Tip 10: Adopt Strict Mode and Never Compromise
This is the meta-tip that makes all others possible: enable strict mode in your tsconfig.json and never disable it. Strict mode is actually a collection of flags that enable TypeScript's most powerful checking. Yet I still see codebases with strict: false or with individual strict flags disabled.
Here's what strict mode enables:
- strictNullChecks: Prevents null/undefined errors
- strictFunctionTypes: Ensures function parameter types are checked correctly
- strictBindCallApply: Type-checks bind, call, and apply
- strictPropertyInitialization: Ensures class properties are initialized
- noImplicitAny: Prevents implicit any types
- noImplicitThis: Prevents implicit any on this
- alwaysStrict: Emits "use strict" in JavaScript output
When I joined my current company, strict mode was off. Enabling it revealed 2,341 type errors. Yes, that's a lot. But : those weren't new bugs—they were existing bugs that TypeScript could now catch. We spent three weeks fixing them, and our production bug rate dropped by 48% in the following quarter.

▸ Entries provided

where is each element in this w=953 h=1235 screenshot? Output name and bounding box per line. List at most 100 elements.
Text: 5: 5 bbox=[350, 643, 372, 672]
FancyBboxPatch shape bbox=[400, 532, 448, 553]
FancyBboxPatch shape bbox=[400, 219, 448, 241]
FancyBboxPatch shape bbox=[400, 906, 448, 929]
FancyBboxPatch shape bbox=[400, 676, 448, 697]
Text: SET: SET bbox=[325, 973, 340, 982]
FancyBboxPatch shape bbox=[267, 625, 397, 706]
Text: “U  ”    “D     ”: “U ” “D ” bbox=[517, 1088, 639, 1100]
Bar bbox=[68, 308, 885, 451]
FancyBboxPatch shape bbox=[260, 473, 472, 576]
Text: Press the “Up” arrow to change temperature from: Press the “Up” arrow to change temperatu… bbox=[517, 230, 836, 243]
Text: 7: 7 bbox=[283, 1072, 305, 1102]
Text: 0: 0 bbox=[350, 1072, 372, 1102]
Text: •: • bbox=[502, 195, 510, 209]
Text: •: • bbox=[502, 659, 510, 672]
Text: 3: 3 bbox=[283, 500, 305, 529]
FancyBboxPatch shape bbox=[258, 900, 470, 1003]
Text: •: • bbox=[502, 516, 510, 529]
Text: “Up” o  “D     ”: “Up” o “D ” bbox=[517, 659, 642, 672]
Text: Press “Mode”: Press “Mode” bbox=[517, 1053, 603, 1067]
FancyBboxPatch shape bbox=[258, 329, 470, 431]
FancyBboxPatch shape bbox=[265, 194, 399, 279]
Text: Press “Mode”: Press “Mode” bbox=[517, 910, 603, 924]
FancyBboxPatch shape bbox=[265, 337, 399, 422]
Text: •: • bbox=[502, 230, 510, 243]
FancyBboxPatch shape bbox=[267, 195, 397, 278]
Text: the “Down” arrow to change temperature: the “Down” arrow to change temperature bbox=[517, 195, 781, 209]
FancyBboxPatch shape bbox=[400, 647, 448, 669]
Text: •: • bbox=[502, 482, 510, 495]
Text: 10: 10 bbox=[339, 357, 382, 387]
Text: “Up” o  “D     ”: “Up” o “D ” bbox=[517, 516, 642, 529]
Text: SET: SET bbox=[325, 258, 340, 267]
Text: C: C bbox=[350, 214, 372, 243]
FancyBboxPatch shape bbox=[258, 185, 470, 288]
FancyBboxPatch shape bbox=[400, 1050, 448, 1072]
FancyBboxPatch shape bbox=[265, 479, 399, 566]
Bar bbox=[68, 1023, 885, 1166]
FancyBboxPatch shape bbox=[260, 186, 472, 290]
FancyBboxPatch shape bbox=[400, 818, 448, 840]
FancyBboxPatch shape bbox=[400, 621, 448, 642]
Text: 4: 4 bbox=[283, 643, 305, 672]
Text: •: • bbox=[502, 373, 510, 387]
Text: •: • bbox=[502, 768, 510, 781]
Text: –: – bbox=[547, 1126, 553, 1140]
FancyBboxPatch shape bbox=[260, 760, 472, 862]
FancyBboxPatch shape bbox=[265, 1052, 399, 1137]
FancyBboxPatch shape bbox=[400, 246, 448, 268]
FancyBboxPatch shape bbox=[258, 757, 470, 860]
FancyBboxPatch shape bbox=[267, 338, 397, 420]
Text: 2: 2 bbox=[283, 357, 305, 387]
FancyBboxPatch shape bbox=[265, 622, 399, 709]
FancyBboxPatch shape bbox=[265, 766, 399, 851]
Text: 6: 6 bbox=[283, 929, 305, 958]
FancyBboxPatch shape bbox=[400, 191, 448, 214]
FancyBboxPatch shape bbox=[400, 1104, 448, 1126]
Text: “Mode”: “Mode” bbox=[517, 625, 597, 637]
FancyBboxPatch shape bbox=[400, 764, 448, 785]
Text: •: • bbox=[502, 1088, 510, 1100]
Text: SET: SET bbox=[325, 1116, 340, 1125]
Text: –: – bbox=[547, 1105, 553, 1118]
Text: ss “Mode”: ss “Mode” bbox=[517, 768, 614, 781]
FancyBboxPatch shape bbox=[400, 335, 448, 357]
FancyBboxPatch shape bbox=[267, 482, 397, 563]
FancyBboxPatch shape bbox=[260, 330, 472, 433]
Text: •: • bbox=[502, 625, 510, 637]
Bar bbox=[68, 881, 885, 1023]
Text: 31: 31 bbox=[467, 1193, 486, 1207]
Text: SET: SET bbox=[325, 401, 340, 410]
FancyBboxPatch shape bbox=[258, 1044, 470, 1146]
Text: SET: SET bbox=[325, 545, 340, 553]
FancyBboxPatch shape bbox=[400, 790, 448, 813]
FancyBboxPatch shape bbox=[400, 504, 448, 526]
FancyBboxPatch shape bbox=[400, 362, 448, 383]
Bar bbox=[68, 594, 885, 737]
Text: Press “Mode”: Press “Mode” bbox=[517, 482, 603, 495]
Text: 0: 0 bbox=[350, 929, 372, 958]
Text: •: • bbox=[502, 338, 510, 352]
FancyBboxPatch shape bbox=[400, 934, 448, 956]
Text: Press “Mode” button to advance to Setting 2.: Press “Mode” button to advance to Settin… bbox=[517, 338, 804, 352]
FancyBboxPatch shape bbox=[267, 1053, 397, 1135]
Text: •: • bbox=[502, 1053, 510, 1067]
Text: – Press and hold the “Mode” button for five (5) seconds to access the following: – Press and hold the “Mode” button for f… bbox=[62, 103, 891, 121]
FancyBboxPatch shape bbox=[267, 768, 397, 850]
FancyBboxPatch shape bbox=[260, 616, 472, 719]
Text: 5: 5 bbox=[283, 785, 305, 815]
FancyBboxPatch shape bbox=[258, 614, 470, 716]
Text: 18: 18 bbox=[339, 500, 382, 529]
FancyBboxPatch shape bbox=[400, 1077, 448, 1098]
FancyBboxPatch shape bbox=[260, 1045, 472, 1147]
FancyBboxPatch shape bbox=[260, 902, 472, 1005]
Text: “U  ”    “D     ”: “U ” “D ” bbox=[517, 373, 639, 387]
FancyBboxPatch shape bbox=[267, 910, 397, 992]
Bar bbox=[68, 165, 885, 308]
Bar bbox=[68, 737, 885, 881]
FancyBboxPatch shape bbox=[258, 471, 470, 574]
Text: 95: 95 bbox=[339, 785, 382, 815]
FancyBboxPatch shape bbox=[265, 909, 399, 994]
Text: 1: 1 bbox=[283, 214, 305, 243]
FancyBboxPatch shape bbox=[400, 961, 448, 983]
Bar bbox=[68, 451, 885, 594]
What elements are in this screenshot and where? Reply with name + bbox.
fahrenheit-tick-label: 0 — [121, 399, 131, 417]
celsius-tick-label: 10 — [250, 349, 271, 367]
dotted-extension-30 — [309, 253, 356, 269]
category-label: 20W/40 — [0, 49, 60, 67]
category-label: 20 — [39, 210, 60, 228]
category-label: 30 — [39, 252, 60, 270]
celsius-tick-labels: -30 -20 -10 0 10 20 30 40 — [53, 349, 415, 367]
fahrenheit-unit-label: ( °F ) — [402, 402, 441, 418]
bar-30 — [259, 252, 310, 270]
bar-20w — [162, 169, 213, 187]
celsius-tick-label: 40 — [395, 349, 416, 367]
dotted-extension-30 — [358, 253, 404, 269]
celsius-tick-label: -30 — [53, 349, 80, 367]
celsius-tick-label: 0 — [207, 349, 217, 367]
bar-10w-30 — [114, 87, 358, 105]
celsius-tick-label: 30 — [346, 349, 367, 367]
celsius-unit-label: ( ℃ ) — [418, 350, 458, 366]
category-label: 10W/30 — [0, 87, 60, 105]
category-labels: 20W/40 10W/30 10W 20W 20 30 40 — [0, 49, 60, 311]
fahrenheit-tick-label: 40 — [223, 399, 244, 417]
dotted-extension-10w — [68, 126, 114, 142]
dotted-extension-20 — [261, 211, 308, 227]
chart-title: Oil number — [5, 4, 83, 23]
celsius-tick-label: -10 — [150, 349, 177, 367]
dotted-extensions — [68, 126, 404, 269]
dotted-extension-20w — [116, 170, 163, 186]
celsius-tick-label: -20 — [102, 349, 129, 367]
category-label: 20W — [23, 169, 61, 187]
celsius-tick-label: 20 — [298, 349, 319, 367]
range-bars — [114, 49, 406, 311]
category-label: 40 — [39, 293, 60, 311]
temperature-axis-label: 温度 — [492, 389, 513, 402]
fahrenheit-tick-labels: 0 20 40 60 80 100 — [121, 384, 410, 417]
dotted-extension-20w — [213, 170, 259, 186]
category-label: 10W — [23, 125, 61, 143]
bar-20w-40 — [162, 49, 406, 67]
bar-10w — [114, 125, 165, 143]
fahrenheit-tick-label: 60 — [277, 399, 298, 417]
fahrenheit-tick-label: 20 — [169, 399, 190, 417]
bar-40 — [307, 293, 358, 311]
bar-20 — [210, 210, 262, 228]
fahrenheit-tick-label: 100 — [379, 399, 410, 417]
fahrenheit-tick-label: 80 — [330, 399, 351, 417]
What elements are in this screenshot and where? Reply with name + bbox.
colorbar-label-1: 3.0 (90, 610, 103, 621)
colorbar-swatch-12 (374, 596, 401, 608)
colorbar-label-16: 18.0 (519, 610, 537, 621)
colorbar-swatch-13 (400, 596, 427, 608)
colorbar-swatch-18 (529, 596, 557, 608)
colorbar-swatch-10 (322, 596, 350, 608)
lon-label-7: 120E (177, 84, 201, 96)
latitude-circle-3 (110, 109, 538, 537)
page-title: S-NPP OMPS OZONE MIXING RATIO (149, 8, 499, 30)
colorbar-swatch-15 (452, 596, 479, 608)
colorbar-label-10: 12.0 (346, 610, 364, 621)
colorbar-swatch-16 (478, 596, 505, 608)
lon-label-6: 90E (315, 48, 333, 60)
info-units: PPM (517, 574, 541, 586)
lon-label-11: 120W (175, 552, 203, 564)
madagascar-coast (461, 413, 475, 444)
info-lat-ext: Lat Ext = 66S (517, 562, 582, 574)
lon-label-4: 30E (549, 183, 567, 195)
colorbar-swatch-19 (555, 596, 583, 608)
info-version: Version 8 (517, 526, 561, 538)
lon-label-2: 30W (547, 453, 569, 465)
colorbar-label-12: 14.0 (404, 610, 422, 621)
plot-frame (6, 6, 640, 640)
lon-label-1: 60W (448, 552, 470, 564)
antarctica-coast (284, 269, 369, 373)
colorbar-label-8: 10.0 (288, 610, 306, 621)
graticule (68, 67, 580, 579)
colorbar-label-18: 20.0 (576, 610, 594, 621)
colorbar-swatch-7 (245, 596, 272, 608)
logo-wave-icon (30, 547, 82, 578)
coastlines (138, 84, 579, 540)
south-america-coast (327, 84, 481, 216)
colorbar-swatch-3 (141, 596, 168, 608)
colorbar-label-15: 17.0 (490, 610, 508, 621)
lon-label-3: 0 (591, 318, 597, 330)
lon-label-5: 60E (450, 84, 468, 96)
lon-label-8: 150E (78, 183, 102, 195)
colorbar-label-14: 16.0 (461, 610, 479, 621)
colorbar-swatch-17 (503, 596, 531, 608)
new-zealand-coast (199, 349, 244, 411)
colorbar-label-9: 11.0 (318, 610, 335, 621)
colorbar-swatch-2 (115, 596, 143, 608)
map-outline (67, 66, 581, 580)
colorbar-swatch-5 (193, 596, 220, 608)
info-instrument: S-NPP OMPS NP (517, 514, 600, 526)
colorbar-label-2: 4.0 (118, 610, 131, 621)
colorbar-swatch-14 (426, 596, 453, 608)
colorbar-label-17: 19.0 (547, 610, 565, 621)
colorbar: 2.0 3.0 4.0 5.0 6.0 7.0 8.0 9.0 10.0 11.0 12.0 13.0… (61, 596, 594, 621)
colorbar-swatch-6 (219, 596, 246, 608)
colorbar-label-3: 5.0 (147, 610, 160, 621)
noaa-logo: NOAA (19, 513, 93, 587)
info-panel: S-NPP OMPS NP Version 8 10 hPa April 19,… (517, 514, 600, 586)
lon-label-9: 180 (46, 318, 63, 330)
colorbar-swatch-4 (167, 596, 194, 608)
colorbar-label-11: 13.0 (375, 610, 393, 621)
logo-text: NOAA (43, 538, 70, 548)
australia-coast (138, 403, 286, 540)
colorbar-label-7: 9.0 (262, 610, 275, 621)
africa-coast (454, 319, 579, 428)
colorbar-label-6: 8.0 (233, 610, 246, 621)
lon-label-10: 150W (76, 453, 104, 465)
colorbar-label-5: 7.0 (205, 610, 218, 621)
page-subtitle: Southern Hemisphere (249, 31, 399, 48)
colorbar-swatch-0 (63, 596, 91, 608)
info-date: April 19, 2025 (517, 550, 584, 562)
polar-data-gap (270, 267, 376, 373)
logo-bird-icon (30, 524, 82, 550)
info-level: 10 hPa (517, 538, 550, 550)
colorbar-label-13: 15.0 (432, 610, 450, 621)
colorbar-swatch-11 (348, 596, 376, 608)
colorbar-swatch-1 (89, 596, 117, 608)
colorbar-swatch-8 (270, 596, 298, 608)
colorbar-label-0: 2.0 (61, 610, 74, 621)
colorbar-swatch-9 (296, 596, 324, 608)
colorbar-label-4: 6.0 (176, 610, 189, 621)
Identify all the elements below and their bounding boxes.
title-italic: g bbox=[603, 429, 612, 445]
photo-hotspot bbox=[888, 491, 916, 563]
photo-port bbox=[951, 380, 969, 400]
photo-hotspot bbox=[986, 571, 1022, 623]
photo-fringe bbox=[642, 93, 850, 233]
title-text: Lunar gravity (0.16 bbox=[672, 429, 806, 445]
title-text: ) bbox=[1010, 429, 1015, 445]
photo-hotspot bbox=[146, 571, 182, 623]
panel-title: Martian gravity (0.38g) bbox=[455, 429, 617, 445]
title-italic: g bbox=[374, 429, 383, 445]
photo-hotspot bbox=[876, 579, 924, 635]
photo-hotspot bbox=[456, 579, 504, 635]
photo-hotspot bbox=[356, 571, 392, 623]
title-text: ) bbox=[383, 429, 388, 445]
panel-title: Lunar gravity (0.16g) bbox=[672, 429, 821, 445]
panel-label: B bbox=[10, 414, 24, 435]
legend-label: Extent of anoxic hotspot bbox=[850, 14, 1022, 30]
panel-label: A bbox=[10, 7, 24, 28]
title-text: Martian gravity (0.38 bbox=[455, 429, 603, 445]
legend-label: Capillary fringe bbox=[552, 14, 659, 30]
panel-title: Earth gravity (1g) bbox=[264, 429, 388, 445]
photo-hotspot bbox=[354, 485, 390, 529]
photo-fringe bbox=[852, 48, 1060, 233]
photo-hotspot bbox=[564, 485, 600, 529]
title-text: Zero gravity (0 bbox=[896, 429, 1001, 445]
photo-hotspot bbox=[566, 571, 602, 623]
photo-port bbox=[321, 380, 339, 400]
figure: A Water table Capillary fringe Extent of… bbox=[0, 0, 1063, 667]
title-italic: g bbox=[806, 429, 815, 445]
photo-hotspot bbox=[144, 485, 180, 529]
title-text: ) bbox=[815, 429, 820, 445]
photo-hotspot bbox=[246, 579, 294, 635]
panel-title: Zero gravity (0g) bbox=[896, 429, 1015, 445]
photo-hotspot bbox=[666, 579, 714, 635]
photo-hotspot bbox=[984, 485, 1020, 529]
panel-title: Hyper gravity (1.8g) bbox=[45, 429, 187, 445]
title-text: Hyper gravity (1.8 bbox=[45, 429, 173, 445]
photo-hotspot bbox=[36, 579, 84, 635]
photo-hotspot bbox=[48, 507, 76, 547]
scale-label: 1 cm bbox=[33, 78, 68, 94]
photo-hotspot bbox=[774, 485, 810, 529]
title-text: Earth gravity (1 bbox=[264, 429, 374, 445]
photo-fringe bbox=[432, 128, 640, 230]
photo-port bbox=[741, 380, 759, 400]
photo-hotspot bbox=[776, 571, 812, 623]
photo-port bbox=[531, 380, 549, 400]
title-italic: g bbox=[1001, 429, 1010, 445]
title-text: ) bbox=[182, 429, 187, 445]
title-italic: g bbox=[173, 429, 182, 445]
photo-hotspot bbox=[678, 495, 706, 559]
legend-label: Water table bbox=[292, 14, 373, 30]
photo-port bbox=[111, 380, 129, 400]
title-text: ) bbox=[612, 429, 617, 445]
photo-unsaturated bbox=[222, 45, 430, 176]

▸ Instructions
1/ In the strict mode text, how many type errors showed up when strict mode was turned on at the author's company?
2/ Write out a passage of the strict mode text. Begin at the words "Tip 10: Adopt" and stop after "strict flags disabled.".
The data comes from a separate source, not from the strict mode text.

▸ Answer list
1/ 2,341 type errors.

2/
Tip 10: Adopt Strict Mode and Never Compromise
This is the meta-tip that makes all others possible: enable strict mode in your tsconfig.json and never disable it. Strict mode is actually a collection of flags that enable TypeScript's most powerful checking. Yet I still see codebases with strict: false or with individual strict flags disabled.